_Saved entries:_
==========

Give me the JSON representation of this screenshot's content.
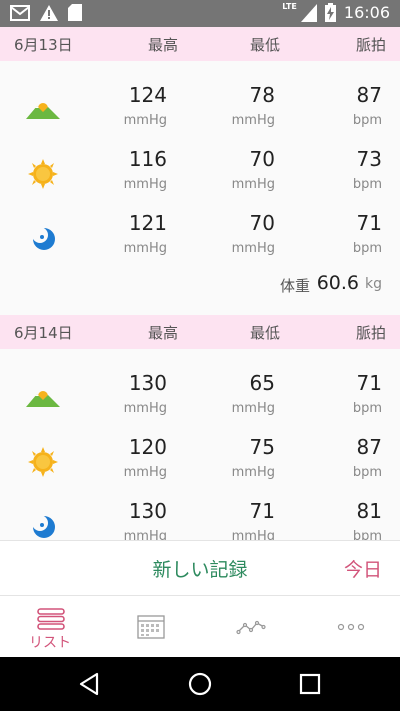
{
  "status_bar": {
    "network": "LTE",
    "time": "16:06",
    "icons": [
      "mail-icon",
      "warning-icon",
      "sd-card-icon",
      "signal-icon",
      "battery-charging-icon"
    ]
  },
  "columns": {
    "max": "最高",
    "min": "最低",
    "pulse": "脈拍"
  },
  "units": {
    "pressure": "mmHg",
    "pulse": "bpm",
    "weight": "kg"
  },
  "weight_label": "体重",
  "days": [
    {
      "date": "6月13日",
      "readings": [
        {
          "period_icon": "morning-mountain-icon",
          "max": "124",
          "min": "78",
          "pulse": "87"
        },
        {
          "period_icon": "daytime-sun-icon",
          "max": "116",
          "min": "70",
          "pulse": "73"
        },
        {
          "period_icon": "night-moon-icon",
          "max": "121",
          "min": "70",
          "pulse": "71"
        }
      ],
      "weight": "60.6"
    },
    {
      "date": "6月14日",
      "readings": [
        {
          "period_icon": "morning-mountain-icon",
          "max": "130",
          "min": "65",
          "pulse": "71"
        },
        {
          "period_icon": "daytime-sun-icon",
          "max": "120",
          "min": "75",
          "pulse": "87"
        },
        {
          "period_icon": "night-moon-icon",
          "max": "130",
          "min": "71",
          "pulse": "81"
        }
      ]
    }
  ],
  "action_bar": {
    "new_record": "新しい記録",
    "today": "今日"
  },
  "bottom_nav": {
    "tabs": [
      {
        "label": "リスト",
        "icon": "list-icon",
        "active": true
      },
      {
        "label": "",
        "icon": "calendar-icon",
        "active": false
      },
      {
        "label": "",
        "icon": "graph-icon",
        "active": false
      },
      {
        "label": "",
        "icon": "more-icon",
        "active": false
      }
    ]
  },
  "colors": {
    "accent_pink": "#d2547a",
    "header_pink": "#fde3f1",
    "green": "#2d8a5e",
    "status_bar": "#757575"
  }
}
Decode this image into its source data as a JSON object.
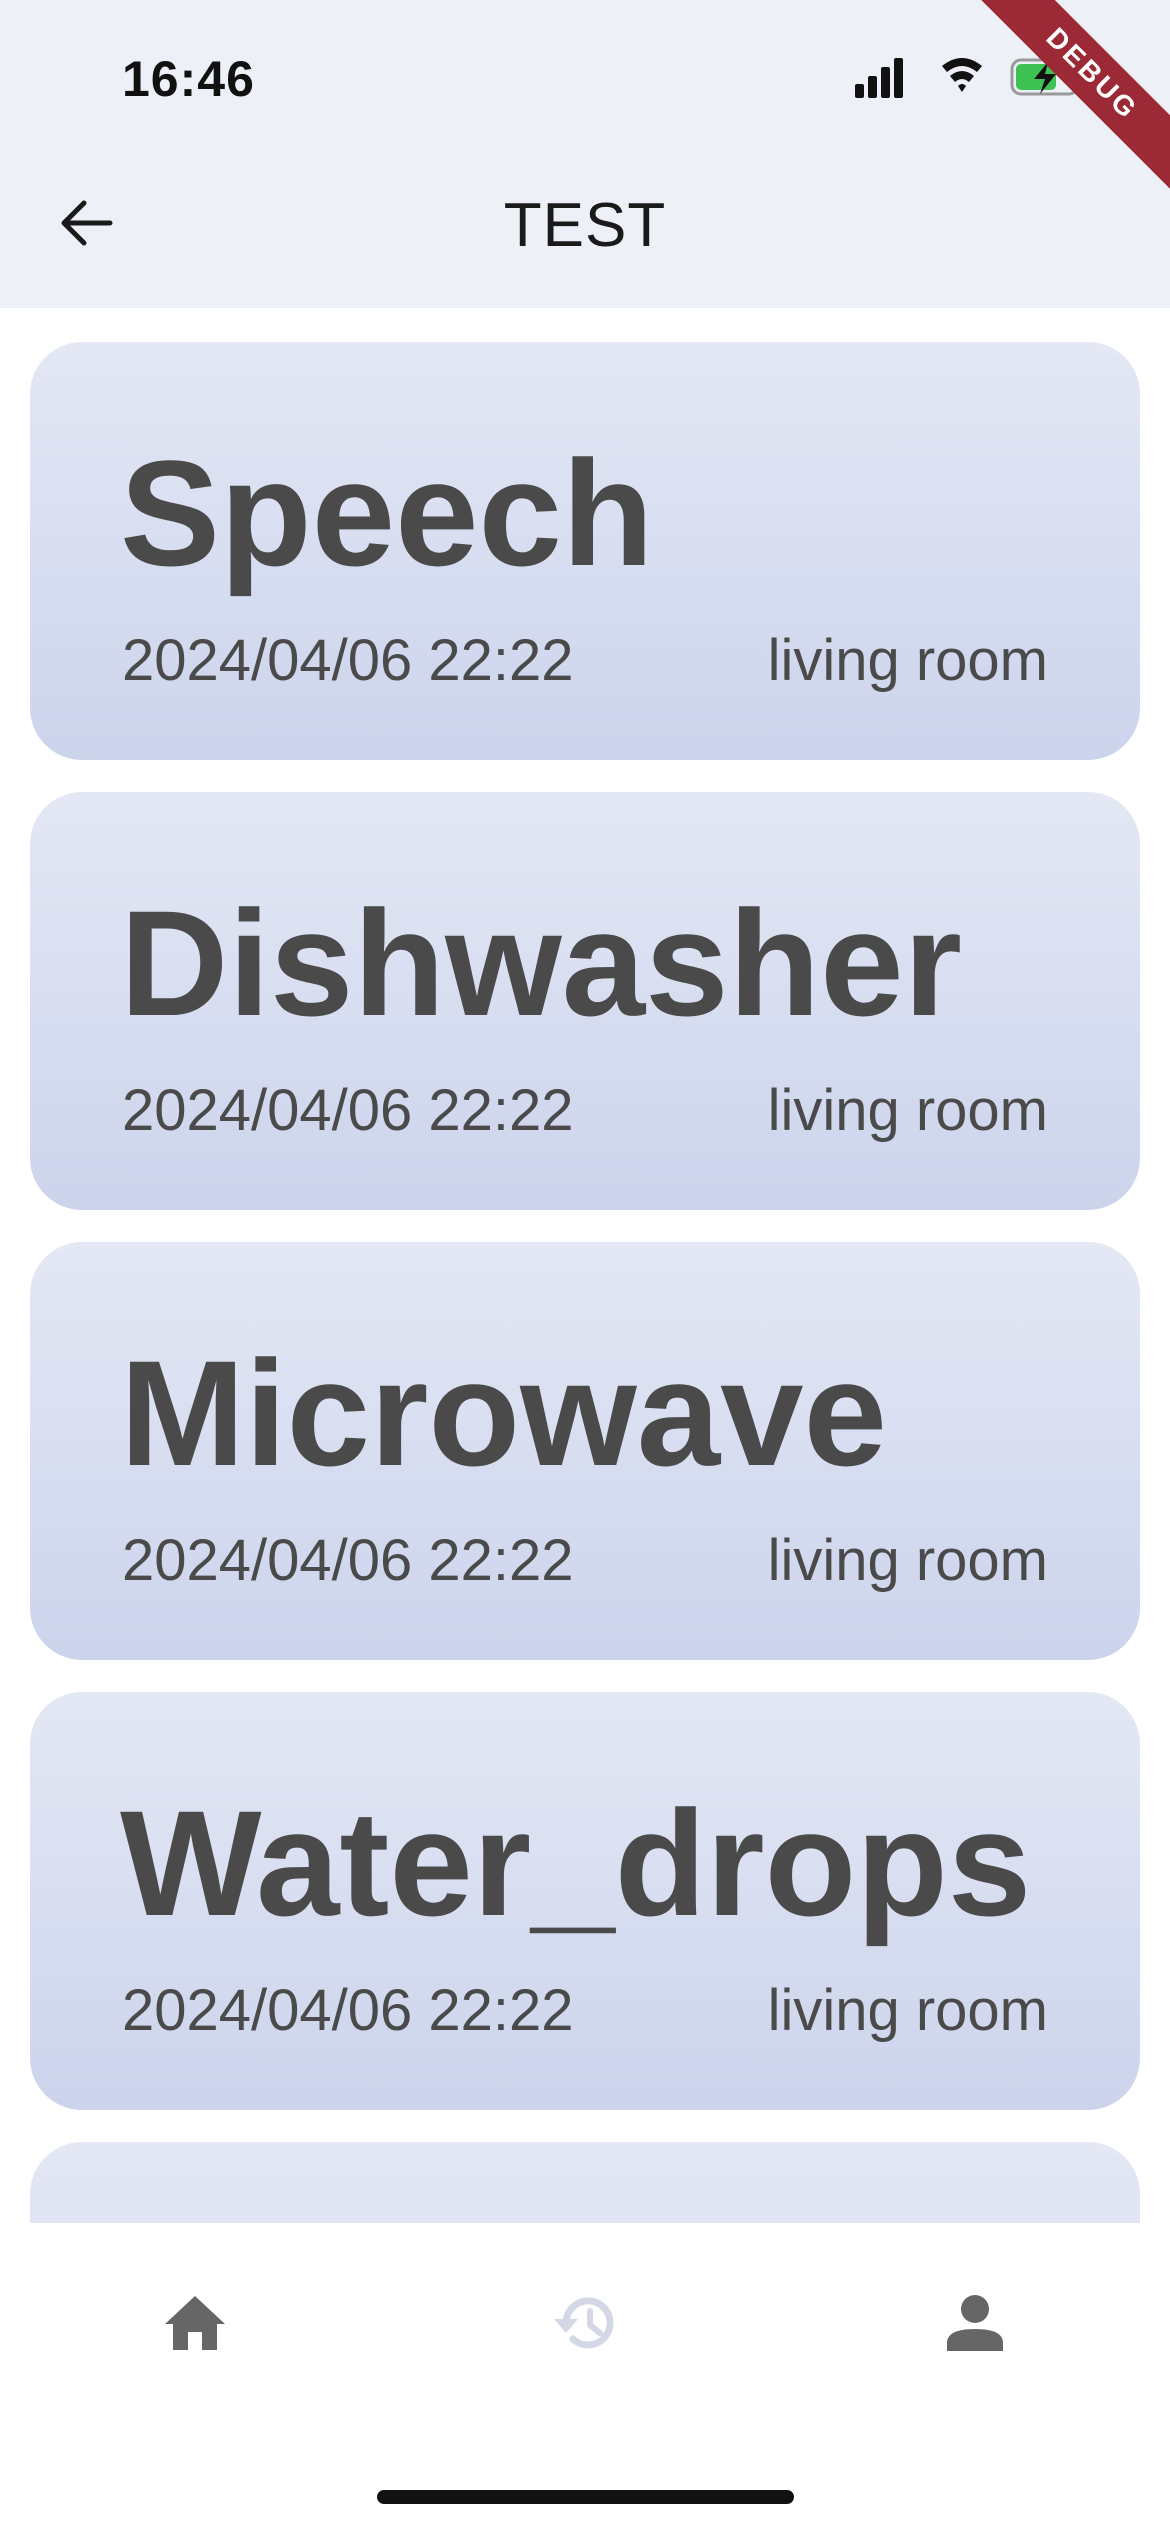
{
  "status_bar": {
    "time": "16:46",
    "debug_label": "DEBUG"
  },
  "header": {
    "title": "TEST"
  },
  "cards": [
    {
      "title": "Speech",
      "date": "2024/04/06 22:22",
      "location": "living room"
    },
    {
      "title": "Dishwasher",
      "date": "2024/04/06 22:22",
      "location": "living room"
    },
    {
      "title": "Microwave",
      "date": "2024/04/06 22:22",
      "location": "living room"
    },
    {
      "title": "Water_drops",
      "date": "2024/04/06 22:22",
      "location": "living room"
    }
  ],
  "bottom_nav": {
    "items": [
      {
        "icon": "home-icon",
        "active": true
      },
      {
        "icon": "history-icon",
        "active": false
      },
      {
        "icon": "person-icon",
        "active": true
      }
    ]
  },
  "colors": {
    "header_bg": "#eef0f8",
    "card_gradient_top": "#e4e8f5",
    "card_gradient_bottom": "#ccd4ec",
    "card_text": "#4a4a4a",
    "nav_icon": "#666666",
    "nav_icon_inactive": "#d4d8e6",
    "debug_ribbon": "#9c2936"
  }
}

==========

_Your task:_ Give again, unchanged, only the lines from the line containing "Decode this image" to the last line of the records above. Pictures do not belong in the copy.

_Complete answer:_
Decode this image into its source data as a JSON object.
{
  "status_bar": {
    "time": "16:46",
    "debug_label": "DEBUG"
  },
  "header": {
    "title": "TEST"
  },
  "cards": [
    {
      "title": "Speech",
      "date": "2024/04/06 22:22",
      "location": "living room"
    },
    {
      "title": "Dishwasher",
      "date": "2024/04/06 22:22",
      "location": "living room"
    },
    {
      "title": "Microwave",
      "date": "2024/04/06 22:22",
      "location": "living room"
    },
    {
      "title": "Water_drops",
      "date": "2024/04/06 22:22",
      "location": "living room"
    }
  ],
  "bottom_nav": {
    "items": [
      {
        "icon": "home-icon",
        "active": true
      },
      {
        "icon": "history-icon",
        "active": false
      },
      {
        "icon": "person-icon",
        "active": true
      }
    ]
  },
  "colors": {
    "header_bg": "#eef0f8",
    "card_gradient_top": "#e4e8f5",
    "card_gradient_bottom": "#ccd4ec",
    "card_text": "#4a4a4a",
    "nav_icon": "#666666",
    "nav_icon_inactive": "#d4d8e6",
    "debug_ribbon": "#9c2936"
  }
}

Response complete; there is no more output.